Reply with one number: the count of lines in the data that hold the string "denne".

--- START RECORD EXCERPTS ---

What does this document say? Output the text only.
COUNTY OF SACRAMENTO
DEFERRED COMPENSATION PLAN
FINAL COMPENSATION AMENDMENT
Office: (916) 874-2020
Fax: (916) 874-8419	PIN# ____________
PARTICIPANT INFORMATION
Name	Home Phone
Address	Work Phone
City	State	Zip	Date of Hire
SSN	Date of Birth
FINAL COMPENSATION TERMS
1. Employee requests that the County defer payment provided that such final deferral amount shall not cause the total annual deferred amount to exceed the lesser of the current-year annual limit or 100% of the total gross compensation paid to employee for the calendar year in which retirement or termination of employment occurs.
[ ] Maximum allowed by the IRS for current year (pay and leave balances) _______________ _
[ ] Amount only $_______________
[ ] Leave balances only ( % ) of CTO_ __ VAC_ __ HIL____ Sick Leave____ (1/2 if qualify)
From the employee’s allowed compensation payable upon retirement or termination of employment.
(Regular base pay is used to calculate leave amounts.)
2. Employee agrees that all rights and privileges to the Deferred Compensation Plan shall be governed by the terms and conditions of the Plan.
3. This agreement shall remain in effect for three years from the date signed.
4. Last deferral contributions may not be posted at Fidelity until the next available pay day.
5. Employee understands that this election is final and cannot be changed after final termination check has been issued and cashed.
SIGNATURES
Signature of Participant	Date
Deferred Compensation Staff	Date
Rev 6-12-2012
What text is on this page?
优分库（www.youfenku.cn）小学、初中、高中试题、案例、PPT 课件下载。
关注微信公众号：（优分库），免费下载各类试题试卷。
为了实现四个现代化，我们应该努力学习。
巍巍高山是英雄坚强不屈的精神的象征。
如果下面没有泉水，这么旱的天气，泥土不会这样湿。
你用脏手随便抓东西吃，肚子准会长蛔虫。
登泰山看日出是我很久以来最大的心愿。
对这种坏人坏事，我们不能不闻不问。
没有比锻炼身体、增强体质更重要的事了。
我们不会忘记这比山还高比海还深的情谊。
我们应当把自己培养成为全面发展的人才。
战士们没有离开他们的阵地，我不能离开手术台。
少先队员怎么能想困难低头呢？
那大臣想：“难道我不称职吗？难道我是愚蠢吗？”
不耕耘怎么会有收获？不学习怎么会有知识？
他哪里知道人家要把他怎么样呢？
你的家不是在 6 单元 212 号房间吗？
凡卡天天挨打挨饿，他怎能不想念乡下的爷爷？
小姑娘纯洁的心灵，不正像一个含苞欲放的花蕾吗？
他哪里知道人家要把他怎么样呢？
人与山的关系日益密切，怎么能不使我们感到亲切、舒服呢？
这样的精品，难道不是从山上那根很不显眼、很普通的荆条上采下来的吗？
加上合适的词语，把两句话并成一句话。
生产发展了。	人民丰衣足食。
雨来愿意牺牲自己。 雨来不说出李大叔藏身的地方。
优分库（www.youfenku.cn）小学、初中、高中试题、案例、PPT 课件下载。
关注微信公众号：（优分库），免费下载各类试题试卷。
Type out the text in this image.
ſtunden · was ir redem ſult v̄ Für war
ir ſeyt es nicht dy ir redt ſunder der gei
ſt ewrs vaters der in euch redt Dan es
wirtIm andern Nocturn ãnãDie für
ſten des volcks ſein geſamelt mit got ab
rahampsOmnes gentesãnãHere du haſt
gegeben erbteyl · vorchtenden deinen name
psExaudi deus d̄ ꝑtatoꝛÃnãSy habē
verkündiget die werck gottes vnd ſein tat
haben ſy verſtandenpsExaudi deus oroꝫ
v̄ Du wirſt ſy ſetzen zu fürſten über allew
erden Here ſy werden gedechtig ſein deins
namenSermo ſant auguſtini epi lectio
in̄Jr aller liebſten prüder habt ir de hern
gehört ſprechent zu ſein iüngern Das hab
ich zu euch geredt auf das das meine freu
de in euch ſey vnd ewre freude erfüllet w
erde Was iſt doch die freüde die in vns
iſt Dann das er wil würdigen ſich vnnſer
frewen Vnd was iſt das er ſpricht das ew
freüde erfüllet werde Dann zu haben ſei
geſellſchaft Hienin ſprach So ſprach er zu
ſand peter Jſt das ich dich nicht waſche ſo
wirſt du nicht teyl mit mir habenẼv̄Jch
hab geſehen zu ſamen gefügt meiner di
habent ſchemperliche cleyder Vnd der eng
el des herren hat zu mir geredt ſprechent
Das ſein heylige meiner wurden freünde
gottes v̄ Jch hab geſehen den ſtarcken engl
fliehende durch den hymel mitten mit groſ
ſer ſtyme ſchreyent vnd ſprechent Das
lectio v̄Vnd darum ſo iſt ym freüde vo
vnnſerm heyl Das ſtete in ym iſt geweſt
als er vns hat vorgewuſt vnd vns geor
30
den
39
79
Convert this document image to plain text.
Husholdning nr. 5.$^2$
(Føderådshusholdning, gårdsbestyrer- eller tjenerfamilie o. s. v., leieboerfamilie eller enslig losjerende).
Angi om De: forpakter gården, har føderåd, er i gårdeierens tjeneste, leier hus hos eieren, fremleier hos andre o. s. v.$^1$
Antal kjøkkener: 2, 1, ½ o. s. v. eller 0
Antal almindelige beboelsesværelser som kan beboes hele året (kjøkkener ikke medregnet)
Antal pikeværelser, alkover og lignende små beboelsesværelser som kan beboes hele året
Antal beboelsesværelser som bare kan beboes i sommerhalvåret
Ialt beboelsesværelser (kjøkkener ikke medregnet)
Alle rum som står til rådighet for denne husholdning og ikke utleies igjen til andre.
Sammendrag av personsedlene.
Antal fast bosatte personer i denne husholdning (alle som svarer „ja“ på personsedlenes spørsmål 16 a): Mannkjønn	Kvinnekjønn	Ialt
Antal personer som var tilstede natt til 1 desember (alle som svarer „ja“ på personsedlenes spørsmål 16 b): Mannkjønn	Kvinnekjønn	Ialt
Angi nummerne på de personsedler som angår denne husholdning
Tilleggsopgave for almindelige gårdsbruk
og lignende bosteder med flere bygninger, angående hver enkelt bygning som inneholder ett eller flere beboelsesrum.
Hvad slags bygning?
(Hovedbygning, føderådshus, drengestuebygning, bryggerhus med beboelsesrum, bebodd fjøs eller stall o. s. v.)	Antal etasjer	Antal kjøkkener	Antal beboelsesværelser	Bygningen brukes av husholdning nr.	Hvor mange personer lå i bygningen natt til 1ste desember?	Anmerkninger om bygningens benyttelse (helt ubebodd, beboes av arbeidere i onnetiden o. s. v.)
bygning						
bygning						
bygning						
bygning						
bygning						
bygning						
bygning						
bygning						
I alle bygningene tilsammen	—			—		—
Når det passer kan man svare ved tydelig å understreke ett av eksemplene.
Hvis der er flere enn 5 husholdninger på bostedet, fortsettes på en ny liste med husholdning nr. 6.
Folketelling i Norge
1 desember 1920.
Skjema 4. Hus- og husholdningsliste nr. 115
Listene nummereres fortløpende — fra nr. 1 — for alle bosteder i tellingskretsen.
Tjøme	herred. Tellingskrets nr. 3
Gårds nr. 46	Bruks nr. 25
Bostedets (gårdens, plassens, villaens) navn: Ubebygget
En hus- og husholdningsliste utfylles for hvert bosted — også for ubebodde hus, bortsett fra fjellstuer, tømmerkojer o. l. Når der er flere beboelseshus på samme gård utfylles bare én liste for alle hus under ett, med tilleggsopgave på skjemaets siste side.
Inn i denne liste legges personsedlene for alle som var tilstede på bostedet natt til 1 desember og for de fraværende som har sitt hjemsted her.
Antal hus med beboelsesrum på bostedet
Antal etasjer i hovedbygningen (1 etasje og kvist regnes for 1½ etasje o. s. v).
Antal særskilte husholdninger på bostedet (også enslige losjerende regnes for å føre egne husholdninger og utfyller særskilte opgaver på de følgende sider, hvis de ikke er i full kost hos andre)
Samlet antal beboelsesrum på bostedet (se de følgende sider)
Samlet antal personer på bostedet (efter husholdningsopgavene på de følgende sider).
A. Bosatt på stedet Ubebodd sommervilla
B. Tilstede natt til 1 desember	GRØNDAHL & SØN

--- END RECORD EXCERPTS ---

_FULL ANSWER_
4